_Directions for this task_. Reproduce all of the data exactly.

_Data_.
____

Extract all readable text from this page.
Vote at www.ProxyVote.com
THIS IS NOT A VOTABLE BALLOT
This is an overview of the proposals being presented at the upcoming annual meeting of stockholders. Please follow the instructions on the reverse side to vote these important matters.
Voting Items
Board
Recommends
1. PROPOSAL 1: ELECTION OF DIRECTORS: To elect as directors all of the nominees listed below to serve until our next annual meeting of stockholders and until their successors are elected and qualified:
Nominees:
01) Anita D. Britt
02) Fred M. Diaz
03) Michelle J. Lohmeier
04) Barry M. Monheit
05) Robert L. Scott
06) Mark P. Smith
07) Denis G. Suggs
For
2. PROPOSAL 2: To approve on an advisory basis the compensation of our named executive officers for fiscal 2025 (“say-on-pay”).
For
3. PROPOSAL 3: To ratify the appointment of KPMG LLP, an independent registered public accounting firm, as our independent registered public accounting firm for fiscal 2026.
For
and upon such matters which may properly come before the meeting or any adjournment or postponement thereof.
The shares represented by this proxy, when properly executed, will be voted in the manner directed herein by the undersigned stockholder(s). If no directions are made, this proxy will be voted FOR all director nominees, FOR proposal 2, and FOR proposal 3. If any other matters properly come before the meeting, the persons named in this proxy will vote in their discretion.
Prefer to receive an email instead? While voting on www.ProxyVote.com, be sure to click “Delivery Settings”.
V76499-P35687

____

_Response to this task_.
Extract all readable text from this page.
Vote at www.ProxyVote.com
THIS IS NOT A VOTABLE BALLOT
This is an overview of the proposals being presented at the upcoming annual meeting of stockholders. Please follow the instructions on the reverse side to vote these important matters.
Voting Items
Board
Recommends
1. PROPOSAL 1: ELECTION OF DIRECTORS: To elect as directors all of the nominees listed below to serve until our next annual meeting of stockholders and until their successors are elected and qualified:
Nominees:
01) Anita D. Britt
02) Fred M. Diaz
03) Michelle J. Lohmeier
04) Barry M. Monheit
05) Robert L. Scott
06) Mark P. Smith
07) Denis G. Suggs
For
2. PROPOSAL 2: To approve on an advisory basis the compensation of our named executive officers for fiscal 2025 (“say-on-pay”).
For
3. PROPOSAL 3: To ratify the appointment of KPMG LLP, an independent registered public accounting firm, as our independent registered public accounting firm for fiscal 2026.
For
and upon such matters which may properly come before the meeting or any adjournment or postponement thereof.
The shares represented by this proxy, when properly executed, will be voted in the manner directed herein by the undersigned stockholder(s). If no directions are made, this proxy will be voted FOR all director nominees, FOR proposal 2, and FOR proposal 3. If any other matters properly come before the meeting, the persons named in this proxy will vote in their discretion.
Prefer to receive an email instead? While voting on www.ProxyVote.com, be sure to click “Delivery Settings”.
V76499-P35687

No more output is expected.